Stated problem A |
Echo everything in the review of 'Parade's End' below from "A love triangle" down to "same to her.", word for word.

Source |

++++++++

It's almost impossible not to compare HBO's sweeping melodramatic wartime drama 'Parade's End' to the insanely popular 'Downton Abbey.' Both of them take place around the same time period, and both are fiercely observant of how the upper class finds reasons to hate life in spite of their fortunes and prestige. That's where the similarities dry up though. Where 'Downton Abbey' is a revolving à la carte of relatable and likable characters, 'Parade's End' is a precession of depressed, lonely characters. It's an introspective somber affair that may leave 'Downton' fans cold and indifferent.
Christopher Tietjens (Benedict Cumberbatch) is the reason for all the gloom. He's a high-ranking government official still trying to hold onto the relics of a bygone era. The politics in Britain are shifting swiftly and Tietjens finds himself clinging to outdated social mores. He's a genius when it comes to numbers – he corrects encyclopedias in the margins for fun – which is why he's working in a government division in charge of statistics. Only the government isn't concerned in the right numbers, they simply want stats that back up whatever position they're behind. Tietjens is highly annoyed by all this.
That's not what's made him so melancholy though. Along with being unhappy in his profession, Tietjens finds himself in a loveless marriage with a conniving, manipulative wife who apparently lives only to make poor Tietjens suffer. Sylvia (Rebecca Hall), is a uncaring socialite who parties too much and cares too little. She grows increasingly weary of Tietjens straight-laced attitude. She finds that trying to get a rise out of her husband is about the only purpose she has left in life. Watching consummate nice girl Rebecca Hall take on such a loathsome character was somewhat disconcerting. Watching Sylvia suck the life and soul out of her husband was astonishingly brutal, knowing that it was Rebecca Hall made it borderline unbelievable.
'Parade's End' doesn't have that instant likability that 'Downton' possesses. If you're not interested in one storyline all you have to do is wait five minutes and 'Downton' has moved onto something else. That isn't the case here. Based on Ford Max Ford's original story, 'Parade's End' covers ten tumultuous years (1914 – 1924). The sorrowful life of the stoic Tietjens is played out against a backdrop of war and social unrest.
It's the intense drama that may turn people off. Dry eyes are hard to come by here. More often than not, tears are rolling down cheeks and hushed conversations of great import are taking place. It's all serious all the time. Correction, not all the time. However, when the show tries to throw in humor here and there it feels distractingly disjointed juxtaposed with the utter seriousness of everything else.
A love triangle soon forms as Tietjens finds a younger woman. A woman who understands him and wants to be with him. Valentine Wallop (Adalaide Clemens) is as cute as a button and Tietjens is instantly attracted to her. Although, being the principled man that he is, he resists. Even though his wife has had affairs that he knows of, he still won't do the same to her.
While I didn't outright dislike 'Parade's End,' I will admit that it requires a certain viewer in a certain mood. It's definitely well-shot and expertly produced. Cumberbatch is as good as he's ever been. It's just that the overt dramatics have a tendency to be lamentably underwhelming.

++++++++

A run of rows
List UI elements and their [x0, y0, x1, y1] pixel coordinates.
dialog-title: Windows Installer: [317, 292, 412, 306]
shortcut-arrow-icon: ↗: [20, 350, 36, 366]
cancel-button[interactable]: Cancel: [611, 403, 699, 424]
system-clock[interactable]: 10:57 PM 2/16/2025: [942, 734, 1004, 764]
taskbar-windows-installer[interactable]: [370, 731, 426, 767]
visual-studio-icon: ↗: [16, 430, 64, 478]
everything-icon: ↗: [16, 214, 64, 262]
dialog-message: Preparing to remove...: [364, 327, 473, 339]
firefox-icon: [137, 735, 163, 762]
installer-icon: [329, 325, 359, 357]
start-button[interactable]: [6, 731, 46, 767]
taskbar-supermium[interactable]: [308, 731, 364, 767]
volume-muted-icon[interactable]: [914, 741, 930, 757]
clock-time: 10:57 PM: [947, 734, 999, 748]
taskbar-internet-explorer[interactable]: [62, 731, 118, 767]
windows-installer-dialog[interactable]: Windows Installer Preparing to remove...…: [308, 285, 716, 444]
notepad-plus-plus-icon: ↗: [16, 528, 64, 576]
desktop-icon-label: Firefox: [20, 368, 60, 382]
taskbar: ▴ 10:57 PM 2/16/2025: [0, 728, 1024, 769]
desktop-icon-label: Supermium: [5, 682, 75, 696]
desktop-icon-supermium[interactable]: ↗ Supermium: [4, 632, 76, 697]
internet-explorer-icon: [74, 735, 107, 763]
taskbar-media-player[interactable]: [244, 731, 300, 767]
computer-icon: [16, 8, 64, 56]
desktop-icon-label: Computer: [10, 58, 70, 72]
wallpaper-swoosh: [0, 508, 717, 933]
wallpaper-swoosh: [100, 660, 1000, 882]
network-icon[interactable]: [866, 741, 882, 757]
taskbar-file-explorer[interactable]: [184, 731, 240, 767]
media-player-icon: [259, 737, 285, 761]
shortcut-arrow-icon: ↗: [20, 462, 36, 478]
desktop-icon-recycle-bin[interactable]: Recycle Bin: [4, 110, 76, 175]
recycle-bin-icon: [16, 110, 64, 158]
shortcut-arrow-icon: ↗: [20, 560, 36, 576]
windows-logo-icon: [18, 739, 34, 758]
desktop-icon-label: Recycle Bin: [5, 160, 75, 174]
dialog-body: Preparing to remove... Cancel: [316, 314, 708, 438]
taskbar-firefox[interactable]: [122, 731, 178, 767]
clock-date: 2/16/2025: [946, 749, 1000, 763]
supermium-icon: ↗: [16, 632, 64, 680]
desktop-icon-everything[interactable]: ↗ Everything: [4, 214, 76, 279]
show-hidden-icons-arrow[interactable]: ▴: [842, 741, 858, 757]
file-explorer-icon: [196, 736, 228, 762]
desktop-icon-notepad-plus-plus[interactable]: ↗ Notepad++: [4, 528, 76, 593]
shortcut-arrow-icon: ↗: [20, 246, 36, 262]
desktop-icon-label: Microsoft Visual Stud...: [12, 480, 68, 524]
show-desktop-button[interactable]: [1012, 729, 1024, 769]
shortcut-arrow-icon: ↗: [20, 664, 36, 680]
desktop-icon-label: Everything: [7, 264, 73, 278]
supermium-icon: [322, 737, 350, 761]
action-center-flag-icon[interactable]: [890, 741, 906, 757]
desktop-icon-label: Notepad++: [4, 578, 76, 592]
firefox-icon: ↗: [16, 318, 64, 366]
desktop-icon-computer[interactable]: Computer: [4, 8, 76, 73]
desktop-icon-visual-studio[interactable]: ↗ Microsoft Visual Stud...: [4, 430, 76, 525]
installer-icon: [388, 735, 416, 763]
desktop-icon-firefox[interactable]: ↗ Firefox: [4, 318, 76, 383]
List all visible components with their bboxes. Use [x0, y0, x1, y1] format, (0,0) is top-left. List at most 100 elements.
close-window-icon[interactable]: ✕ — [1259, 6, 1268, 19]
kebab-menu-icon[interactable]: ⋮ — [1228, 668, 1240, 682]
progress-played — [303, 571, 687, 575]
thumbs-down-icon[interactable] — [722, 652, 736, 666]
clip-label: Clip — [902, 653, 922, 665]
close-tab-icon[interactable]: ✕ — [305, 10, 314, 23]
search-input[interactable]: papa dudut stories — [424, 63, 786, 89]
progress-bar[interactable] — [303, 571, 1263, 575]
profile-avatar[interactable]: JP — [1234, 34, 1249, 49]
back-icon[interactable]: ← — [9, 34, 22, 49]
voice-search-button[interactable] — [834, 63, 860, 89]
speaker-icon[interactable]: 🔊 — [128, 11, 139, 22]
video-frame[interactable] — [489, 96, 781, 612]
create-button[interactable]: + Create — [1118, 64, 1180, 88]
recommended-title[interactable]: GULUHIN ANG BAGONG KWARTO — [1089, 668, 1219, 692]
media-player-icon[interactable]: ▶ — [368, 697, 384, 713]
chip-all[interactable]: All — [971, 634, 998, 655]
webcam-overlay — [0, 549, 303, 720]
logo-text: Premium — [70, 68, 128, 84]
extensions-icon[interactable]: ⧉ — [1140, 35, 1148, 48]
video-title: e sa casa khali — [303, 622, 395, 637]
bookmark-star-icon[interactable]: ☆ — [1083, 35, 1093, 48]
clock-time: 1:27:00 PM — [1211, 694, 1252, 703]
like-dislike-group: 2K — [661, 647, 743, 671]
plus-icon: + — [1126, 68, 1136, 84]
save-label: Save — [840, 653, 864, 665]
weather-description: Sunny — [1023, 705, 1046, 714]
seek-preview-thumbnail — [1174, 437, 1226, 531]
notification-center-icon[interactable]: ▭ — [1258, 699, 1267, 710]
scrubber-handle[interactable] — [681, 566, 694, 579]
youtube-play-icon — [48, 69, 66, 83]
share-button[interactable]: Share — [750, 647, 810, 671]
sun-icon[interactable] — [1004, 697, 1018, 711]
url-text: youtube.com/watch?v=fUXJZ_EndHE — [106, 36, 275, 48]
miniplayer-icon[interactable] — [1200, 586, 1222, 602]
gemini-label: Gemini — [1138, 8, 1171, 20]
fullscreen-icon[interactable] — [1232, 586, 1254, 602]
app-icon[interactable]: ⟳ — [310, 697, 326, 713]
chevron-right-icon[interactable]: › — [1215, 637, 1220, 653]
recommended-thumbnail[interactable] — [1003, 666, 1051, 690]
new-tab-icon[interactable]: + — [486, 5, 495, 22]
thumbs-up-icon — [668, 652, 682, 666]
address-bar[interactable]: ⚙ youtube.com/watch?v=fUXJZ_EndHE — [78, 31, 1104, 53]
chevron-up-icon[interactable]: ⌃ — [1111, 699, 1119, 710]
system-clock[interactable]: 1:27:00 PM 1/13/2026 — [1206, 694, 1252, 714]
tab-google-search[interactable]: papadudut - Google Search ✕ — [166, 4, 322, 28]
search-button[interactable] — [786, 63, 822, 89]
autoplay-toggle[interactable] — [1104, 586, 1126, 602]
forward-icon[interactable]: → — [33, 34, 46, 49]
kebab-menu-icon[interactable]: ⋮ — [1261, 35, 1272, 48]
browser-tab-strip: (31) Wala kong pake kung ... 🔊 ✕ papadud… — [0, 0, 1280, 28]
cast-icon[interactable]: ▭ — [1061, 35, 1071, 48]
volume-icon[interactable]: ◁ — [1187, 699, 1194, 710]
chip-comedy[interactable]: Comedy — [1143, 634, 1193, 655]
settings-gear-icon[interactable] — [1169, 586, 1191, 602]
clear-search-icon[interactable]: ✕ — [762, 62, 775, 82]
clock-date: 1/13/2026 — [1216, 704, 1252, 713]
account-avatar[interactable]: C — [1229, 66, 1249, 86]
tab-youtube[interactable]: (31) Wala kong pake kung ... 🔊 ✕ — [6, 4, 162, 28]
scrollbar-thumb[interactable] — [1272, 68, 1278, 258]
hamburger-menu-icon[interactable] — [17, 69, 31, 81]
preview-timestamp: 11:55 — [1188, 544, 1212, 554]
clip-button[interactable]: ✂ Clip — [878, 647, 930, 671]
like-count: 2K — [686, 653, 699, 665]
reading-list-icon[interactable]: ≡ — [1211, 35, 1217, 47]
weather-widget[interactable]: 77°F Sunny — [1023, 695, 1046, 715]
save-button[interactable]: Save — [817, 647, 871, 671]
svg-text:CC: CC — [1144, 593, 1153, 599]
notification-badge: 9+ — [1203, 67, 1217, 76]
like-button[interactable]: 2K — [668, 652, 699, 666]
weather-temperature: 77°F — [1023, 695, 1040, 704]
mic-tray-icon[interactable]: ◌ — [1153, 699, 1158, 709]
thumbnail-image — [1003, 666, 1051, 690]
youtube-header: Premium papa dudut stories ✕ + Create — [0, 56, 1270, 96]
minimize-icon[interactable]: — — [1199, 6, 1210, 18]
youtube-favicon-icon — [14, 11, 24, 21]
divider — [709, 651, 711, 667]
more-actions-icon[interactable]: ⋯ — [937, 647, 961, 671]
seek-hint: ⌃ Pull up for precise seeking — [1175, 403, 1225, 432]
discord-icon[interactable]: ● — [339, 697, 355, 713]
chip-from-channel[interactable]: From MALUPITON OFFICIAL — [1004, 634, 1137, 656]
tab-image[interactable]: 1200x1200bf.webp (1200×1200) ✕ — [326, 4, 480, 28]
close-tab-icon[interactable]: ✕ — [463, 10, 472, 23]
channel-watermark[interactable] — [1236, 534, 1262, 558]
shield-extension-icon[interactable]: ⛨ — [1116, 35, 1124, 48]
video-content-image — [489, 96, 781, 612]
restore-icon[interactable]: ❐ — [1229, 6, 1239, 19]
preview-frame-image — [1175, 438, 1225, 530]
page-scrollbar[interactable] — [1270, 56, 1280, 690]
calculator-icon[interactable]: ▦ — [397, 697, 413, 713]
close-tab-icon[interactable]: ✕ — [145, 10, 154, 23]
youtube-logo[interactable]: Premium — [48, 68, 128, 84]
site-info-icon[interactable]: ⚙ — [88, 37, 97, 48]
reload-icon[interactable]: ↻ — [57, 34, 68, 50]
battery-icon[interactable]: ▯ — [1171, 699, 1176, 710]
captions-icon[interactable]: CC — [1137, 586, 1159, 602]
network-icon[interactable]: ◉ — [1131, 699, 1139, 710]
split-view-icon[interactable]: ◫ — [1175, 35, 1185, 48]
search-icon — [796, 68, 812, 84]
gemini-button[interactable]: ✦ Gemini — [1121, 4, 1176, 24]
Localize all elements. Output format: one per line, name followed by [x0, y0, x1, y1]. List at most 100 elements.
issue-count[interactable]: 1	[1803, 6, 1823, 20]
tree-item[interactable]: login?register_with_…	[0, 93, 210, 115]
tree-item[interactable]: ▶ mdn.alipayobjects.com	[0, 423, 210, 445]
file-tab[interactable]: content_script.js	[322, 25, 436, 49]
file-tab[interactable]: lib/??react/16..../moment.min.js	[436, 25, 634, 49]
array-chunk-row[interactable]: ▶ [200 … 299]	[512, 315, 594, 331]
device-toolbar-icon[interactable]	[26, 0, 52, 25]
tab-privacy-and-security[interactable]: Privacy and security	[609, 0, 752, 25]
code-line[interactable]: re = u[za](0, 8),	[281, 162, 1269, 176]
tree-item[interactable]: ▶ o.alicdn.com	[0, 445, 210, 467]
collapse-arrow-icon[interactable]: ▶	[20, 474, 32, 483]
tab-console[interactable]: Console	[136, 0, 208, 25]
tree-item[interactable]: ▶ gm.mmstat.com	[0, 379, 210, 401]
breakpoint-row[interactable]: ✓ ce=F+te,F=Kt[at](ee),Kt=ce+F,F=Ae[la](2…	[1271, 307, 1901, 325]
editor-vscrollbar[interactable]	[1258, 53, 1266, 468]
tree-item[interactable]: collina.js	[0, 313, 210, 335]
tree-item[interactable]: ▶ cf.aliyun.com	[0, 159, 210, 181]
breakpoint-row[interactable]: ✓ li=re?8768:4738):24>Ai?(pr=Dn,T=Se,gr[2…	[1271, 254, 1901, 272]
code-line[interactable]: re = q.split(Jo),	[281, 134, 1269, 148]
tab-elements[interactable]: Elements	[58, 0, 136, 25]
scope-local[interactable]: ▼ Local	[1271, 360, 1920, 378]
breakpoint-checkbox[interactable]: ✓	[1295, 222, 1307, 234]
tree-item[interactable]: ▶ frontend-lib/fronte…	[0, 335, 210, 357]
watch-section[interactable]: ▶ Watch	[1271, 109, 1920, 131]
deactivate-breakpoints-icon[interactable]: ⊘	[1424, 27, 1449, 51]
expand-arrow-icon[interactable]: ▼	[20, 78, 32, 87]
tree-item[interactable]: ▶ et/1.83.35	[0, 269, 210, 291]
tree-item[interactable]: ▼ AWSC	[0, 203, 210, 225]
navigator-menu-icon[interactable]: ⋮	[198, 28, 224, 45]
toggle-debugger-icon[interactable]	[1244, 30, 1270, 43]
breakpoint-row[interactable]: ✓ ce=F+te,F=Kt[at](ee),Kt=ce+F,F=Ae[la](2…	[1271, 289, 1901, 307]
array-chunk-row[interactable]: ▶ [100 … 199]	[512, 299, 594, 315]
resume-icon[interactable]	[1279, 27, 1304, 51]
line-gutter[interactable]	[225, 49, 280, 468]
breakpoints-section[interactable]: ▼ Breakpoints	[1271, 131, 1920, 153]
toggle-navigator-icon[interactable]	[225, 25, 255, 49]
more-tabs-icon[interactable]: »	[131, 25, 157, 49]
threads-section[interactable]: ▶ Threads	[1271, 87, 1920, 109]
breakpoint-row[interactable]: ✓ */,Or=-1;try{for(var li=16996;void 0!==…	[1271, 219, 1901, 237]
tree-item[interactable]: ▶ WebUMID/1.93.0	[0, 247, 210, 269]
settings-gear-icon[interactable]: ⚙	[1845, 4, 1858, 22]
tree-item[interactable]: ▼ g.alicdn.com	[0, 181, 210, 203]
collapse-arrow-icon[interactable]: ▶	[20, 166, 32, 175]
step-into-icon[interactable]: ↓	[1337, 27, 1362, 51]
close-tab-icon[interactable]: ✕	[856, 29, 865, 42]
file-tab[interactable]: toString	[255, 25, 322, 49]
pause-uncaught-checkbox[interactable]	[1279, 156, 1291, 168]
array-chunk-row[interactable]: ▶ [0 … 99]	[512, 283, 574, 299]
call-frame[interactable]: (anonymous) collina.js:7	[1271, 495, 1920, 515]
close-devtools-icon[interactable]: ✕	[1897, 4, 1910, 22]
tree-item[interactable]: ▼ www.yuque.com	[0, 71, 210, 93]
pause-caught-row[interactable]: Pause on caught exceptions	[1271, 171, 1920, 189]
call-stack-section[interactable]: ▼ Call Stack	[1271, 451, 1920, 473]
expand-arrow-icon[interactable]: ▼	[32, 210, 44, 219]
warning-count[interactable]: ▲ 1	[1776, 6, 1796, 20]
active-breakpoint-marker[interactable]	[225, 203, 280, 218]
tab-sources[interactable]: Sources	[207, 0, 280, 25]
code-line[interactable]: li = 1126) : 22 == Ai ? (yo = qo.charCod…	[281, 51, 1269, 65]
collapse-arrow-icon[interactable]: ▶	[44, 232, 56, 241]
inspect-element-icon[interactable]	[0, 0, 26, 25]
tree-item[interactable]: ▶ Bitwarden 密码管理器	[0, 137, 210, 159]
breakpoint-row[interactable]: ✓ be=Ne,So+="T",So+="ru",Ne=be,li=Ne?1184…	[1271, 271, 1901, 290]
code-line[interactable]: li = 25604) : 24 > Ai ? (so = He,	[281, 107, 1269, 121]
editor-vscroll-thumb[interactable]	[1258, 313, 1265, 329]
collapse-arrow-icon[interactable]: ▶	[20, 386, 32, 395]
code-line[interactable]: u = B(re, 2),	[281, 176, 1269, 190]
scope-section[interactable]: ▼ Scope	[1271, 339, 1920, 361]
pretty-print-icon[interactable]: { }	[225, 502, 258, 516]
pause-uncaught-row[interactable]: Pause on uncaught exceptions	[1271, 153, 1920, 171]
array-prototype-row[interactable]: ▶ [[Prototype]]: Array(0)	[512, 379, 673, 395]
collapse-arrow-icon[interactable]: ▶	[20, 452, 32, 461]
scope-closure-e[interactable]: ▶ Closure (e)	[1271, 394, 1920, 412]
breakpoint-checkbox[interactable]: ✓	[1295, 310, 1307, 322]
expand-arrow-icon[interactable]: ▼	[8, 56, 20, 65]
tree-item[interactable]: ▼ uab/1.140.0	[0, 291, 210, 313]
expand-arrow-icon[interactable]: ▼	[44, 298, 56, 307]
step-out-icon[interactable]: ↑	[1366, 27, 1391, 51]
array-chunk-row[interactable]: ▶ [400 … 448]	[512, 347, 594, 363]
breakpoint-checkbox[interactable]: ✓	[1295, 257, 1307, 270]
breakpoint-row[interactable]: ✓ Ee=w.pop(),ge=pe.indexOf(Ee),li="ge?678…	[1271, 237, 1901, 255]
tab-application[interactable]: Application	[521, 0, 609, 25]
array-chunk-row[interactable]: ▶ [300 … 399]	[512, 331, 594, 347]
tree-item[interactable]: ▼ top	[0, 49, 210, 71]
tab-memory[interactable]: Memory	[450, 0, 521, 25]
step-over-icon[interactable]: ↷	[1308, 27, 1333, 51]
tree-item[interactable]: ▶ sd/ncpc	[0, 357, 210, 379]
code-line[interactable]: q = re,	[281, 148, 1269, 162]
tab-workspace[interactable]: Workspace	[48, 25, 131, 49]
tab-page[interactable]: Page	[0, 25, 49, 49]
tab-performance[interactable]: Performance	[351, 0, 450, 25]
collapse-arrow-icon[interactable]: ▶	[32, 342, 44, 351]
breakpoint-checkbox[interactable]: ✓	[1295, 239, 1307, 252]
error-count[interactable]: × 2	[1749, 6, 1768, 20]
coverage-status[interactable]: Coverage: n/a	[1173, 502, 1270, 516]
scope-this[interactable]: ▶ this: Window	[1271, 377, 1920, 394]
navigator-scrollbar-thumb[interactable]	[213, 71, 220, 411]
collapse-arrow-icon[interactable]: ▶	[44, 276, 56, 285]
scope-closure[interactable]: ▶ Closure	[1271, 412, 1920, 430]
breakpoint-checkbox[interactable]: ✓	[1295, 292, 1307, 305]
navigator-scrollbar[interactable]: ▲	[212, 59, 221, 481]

++++++++

Stated problem B |
Duplicate everything in the rows above, from the very start down to the line containing "firefox-icon: [137, 735, 163, 762]", including that line.

Complete answer A |
A love triangle soon forms as Tietjens finds a younger woman. A woman who understands him and wants to be with him. Valentine Wallop (Adalaide Clemens) is as cute as a button and Tietjens is instantly attracted to her. Although, being the principled man that he is, he resists. Even though his wife has had affairs that he knows of, he still won't do the same to her.

Complete answer B |
List UI elements and their [x0, y0, x1, y1] pixel coordinates.
dialog-title: Windows Installer: [317, 292, 412, 306]
shortcut-arrow-icon: ↗: [20, 350, 36, 366]
cancel-button[interactable]: Cancel: [611, 403, 699, 424]
system-clock[interactable]: 10:57 PM 2/16/2025: [942, 734, 1004, 764]
taskbar-windows-installer[interactable]: [370, 731, 426, 767]
visual-studio-icon: ↗: [16, 430, 64, 478]
everything-icon: ↗: [16, 214, 64, 262]
dialog-message: Preparing to remove...: [364, 327, 473, 339]
firefox-icon: [137, 735, 163, 762]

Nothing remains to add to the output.